# Given task
Reproduce the entries verbatim, starting at the first line and ending at the line that contains "terminal-line: HOSTNAME is localusers (128, 853, 552, 890)", both lines included.

[START Data provided]

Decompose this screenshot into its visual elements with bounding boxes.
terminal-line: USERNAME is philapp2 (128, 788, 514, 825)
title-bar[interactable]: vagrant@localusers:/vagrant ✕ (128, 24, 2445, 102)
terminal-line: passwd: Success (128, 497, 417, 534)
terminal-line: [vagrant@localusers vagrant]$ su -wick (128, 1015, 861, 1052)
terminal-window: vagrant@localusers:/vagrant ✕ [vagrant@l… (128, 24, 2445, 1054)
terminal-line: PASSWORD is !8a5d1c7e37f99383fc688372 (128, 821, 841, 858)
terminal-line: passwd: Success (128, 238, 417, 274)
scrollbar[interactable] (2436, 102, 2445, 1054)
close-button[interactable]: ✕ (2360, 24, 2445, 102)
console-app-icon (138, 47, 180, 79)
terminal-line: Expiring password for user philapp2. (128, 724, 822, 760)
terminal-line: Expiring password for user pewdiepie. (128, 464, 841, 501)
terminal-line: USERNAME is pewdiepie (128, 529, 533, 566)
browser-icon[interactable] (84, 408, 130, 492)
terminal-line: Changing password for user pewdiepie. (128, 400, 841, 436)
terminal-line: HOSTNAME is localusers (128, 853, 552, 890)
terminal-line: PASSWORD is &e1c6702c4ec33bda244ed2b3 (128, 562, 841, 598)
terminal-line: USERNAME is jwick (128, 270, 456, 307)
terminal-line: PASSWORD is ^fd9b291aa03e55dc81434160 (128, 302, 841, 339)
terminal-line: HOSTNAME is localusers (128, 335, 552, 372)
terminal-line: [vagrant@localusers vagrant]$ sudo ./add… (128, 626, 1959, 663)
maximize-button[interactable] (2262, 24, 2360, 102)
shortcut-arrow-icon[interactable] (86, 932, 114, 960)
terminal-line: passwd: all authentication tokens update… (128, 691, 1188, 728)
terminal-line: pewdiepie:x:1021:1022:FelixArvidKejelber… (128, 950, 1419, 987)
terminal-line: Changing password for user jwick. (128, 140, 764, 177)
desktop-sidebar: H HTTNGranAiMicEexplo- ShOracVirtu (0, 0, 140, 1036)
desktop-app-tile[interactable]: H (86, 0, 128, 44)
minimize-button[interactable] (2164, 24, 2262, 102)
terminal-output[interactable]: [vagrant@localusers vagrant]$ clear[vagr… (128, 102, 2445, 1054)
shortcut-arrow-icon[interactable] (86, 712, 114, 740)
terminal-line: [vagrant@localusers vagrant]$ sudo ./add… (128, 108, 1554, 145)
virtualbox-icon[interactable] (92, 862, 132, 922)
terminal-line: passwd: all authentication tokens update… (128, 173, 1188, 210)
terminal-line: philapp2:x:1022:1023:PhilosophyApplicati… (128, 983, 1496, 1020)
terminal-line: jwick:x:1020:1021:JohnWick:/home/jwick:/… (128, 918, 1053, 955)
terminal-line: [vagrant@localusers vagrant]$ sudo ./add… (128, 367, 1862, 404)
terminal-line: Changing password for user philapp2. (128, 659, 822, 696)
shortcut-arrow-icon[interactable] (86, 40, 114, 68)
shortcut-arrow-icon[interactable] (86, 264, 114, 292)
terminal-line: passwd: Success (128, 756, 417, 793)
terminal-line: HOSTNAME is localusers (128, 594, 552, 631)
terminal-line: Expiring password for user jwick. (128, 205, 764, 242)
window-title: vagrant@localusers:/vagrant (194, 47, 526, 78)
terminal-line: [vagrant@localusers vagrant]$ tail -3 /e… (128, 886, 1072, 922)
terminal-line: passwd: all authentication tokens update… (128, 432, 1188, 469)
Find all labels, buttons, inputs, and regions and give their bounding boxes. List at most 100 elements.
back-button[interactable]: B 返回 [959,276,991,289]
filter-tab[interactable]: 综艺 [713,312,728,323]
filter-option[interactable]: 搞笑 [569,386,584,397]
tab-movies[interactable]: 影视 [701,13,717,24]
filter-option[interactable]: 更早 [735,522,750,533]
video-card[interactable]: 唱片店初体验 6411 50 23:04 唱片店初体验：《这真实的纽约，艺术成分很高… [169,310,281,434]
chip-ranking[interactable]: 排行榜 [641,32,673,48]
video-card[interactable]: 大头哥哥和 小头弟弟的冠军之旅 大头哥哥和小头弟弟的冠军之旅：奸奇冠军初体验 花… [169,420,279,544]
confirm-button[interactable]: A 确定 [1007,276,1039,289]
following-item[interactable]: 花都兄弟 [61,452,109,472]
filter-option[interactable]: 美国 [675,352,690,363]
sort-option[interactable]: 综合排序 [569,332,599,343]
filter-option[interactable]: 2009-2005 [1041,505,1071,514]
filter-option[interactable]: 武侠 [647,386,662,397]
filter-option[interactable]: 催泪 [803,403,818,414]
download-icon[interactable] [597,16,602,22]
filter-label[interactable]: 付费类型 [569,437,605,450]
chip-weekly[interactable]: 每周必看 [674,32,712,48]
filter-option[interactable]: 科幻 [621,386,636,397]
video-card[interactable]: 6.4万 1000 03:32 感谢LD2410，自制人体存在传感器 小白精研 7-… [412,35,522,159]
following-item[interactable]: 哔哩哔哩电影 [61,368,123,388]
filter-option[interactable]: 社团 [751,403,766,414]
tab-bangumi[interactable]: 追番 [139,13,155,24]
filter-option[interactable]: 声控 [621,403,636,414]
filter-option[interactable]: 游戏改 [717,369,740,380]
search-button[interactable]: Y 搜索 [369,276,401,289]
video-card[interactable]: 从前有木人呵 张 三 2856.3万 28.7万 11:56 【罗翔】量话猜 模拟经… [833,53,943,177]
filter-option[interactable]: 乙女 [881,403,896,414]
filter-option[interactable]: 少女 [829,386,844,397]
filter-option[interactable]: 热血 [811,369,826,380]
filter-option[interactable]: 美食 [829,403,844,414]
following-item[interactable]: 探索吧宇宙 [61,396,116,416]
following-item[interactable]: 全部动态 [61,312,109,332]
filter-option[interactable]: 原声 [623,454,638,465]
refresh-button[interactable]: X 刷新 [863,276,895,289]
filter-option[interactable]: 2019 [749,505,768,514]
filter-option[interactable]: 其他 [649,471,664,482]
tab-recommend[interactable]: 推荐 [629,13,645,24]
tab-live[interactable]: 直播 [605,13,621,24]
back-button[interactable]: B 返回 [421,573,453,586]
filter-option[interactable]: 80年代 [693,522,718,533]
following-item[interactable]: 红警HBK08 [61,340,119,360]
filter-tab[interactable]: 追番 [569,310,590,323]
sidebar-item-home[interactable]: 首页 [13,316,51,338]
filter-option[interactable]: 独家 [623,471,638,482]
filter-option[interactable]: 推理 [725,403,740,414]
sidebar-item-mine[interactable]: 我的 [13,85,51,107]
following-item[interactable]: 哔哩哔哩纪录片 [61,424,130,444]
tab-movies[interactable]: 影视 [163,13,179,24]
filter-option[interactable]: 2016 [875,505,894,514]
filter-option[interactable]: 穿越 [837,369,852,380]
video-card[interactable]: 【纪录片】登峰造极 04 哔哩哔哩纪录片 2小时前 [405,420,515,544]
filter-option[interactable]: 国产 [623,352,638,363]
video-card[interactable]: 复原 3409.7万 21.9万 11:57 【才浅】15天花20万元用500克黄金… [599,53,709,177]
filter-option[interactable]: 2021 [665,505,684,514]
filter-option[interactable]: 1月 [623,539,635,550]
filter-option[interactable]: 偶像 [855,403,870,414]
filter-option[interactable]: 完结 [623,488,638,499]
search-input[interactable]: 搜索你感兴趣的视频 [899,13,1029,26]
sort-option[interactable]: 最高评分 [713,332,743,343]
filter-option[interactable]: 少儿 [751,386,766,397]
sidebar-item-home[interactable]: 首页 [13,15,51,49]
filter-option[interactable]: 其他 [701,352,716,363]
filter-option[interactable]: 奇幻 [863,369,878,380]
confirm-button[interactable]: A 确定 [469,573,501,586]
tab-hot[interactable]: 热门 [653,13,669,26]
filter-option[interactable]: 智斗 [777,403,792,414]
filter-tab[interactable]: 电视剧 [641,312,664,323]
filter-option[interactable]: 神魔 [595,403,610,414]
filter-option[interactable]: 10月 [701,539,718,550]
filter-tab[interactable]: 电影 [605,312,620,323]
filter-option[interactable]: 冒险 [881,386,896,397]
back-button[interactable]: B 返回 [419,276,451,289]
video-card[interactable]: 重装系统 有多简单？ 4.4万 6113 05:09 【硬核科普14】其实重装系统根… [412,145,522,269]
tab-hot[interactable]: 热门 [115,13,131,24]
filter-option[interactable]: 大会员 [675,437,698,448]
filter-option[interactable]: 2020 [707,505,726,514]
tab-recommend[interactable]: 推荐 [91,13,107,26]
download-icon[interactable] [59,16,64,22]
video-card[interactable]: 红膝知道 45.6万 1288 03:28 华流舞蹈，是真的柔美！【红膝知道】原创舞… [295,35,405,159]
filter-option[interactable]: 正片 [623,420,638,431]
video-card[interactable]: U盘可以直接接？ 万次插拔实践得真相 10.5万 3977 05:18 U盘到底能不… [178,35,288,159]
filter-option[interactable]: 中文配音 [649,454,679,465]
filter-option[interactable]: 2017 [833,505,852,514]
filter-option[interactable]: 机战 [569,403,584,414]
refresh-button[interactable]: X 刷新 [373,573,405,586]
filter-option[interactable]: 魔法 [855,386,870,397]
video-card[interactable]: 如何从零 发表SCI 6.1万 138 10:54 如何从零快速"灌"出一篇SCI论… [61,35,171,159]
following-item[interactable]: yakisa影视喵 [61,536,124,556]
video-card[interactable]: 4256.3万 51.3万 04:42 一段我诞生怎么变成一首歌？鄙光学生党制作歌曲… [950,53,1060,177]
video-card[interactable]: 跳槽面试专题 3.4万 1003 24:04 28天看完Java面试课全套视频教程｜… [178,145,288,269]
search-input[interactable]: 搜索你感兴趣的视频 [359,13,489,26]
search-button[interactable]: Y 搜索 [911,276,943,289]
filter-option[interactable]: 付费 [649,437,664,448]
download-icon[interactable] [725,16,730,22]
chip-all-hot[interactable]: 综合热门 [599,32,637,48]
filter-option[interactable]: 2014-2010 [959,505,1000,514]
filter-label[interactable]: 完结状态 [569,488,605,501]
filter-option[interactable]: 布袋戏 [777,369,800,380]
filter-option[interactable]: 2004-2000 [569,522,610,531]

[END Data provided]

# Task result
Decompose this screenshot into its visual elements with bounding boxes.
terminal-line: USERNAME is philapp2 (128, 788, 514, 825)
title-bar[interactable]: vagrant@localusers:/vagrant ✕ (128, 24, 2445, 102)
terminal-line: passwd: Success (128, 497, 417, 534)
terminal-line: [vagrant@localusers vagrant]$ su -wick (128, 1015, 861, 1052)
terminal-window: vagrant@localusers:/vagrant ✕ [vagrant@l… (128, 24, 2445, 1054)
terminal-line: PASSWORD is !8a5d1c7e37f99383fc688372 (128, 821, 841, 858)
terminal-line: passwd: Success (128, 238, 417, 274)
scrollbar[interactable] (2436, 102, 2445, 1054)
close-button[interactable]: ✕ (2360, 24, 2445, 102)
console-app-icon (138, 47, 180, 79)
terminal-line: Expiring password for user philapp2. (128, 724, 822, 760)
terminal-line: Expiring password for user pewdiepie. (128, 464, 841, 501)
terminal-line: USERNAME is pewdiepie (128, 529, 533, 566)
browser-icon[interactable] (84, 408, 130, 492)
terminal-line: Changing password for user pewdiepie. (128, 400, 841, 436)
terminal-line: HOSTNAME is localusers (128, 853, 552, 890)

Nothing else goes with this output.